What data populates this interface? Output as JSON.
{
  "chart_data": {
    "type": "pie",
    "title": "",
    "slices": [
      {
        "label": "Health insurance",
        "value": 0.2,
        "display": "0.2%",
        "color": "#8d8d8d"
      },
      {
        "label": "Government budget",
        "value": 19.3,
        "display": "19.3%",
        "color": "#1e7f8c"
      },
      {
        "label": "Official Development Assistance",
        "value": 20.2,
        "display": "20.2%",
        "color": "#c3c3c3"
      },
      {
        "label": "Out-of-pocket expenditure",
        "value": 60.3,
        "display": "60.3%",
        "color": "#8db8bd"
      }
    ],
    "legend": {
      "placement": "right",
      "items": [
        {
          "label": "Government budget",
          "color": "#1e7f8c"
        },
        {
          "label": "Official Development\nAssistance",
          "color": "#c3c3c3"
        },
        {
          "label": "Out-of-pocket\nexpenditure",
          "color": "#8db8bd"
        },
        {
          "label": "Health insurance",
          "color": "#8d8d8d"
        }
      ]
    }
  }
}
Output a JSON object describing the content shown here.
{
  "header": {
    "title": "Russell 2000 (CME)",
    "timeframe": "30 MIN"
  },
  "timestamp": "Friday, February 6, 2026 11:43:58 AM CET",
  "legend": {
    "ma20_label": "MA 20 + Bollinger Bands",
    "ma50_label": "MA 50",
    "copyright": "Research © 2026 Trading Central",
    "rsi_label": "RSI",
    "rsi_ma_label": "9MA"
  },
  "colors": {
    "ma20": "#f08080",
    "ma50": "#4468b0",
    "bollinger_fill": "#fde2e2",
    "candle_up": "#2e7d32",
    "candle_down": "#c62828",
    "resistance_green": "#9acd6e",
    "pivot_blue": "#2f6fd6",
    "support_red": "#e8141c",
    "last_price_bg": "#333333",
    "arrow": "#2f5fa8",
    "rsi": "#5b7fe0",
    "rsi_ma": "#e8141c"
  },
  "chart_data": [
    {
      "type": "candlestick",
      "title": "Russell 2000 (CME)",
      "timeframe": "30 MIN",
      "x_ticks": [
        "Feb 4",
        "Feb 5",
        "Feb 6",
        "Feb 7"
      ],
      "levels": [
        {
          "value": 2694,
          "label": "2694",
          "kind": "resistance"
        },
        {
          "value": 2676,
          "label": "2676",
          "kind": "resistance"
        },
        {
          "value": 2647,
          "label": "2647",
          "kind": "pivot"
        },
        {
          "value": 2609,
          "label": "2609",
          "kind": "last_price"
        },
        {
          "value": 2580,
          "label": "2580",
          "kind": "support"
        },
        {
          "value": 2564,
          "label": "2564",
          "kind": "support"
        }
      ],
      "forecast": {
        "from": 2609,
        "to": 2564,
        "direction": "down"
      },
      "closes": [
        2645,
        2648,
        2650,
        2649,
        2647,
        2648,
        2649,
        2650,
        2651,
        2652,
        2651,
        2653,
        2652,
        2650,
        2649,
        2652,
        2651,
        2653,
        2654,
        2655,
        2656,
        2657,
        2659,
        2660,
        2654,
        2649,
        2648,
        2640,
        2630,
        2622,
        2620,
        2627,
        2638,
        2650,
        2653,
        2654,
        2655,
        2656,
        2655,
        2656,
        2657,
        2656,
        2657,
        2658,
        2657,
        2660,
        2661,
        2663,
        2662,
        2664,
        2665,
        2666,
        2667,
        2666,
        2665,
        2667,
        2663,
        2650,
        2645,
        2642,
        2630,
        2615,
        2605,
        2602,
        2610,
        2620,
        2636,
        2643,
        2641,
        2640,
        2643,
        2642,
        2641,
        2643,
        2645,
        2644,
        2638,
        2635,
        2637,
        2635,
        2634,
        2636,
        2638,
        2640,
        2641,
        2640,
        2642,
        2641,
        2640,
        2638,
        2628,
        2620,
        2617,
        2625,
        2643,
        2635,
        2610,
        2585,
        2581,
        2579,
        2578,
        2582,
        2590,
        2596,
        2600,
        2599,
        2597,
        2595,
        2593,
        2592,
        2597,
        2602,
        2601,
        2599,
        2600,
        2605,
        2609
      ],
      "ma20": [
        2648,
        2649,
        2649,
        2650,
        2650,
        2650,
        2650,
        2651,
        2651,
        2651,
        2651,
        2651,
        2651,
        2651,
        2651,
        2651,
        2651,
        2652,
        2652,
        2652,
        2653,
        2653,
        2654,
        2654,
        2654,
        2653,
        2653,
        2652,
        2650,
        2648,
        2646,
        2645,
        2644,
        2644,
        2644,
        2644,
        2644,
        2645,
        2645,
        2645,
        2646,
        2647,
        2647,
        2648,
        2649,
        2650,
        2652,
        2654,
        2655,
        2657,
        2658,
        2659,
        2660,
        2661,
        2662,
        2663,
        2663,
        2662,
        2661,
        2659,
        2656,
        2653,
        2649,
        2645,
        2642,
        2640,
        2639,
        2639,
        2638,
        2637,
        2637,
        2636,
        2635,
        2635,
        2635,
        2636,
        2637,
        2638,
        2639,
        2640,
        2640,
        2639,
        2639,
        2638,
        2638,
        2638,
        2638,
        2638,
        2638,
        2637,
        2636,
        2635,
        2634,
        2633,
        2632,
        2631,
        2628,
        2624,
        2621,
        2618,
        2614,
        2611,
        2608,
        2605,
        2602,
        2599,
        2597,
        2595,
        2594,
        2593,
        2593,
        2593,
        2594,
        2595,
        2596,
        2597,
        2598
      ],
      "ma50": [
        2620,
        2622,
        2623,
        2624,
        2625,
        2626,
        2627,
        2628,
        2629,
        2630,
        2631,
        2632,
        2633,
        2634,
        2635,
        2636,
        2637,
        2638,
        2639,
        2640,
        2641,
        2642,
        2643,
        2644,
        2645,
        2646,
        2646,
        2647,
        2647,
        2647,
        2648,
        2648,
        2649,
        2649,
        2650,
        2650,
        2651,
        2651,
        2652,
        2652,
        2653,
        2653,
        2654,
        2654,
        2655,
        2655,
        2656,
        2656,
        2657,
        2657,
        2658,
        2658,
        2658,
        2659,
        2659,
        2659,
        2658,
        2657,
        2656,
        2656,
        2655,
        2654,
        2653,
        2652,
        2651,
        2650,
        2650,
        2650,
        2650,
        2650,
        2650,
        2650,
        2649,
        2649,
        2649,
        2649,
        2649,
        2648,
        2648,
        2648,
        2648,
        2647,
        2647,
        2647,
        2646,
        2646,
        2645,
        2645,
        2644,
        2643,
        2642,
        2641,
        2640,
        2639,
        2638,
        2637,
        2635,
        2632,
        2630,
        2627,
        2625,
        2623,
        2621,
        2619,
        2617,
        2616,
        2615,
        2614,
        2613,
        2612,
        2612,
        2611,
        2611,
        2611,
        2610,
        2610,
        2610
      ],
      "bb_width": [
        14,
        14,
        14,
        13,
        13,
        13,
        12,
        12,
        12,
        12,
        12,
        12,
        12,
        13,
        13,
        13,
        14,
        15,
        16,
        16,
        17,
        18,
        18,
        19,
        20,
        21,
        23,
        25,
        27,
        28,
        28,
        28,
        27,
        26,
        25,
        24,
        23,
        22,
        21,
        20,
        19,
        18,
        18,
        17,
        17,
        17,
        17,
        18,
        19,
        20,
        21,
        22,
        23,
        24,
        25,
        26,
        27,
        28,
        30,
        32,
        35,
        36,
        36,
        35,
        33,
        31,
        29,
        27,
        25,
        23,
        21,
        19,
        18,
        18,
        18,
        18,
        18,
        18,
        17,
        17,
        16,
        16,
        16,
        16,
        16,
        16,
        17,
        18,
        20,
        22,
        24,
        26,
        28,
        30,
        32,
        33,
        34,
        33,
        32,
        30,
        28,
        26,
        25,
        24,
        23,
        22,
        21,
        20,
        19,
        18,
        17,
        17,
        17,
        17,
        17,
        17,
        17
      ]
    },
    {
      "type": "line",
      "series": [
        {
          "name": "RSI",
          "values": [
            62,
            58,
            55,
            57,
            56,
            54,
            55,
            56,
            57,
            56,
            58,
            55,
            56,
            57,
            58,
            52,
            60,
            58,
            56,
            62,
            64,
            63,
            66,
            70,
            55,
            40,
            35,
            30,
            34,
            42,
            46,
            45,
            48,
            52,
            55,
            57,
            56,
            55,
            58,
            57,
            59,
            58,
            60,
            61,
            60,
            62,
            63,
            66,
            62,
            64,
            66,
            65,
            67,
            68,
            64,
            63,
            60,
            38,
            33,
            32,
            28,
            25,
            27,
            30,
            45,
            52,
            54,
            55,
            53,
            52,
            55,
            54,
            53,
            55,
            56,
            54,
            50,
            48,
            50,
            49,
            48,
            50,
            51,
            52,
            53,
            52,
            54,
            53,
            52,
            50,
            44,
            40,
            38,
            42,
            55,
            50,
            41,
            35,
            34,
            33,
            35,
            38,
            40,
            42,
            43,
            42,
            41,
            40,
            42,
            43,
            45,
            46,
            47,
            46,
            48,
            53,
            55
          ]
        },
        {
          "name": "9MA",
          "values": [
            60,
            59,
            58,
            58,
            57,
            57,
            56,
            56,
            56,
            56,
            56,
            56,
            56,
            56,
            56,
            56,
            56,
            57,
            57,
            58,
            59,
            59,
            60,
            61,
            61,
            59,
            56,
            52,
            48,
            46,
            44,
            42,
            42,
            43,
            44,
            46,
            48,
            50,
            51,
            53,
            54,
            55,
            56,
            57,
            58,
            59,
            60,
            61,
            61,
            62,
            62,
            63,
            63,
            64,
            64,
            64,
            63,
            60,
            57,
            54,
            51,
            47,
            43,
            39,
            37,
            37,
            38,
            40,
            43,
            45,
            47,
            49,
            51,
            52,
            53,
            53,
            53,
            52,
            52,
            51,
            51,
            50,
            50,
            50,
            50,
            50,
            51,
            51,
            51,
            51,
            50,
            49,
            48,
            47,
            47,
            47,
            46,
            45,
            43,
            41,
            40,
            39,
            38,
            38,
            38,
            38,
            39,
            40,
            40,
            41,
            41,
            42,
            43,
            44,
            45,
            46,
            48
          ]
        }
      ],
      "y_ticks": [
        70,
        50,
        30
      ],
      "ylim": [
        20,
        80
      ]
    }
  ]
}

-- INSTRUCTION --
From the listing above, copy out each line where the word "insurance" appears.

-- TASK SOLUTION --
        "label": "Health insurance",
          "label": "Health insurance",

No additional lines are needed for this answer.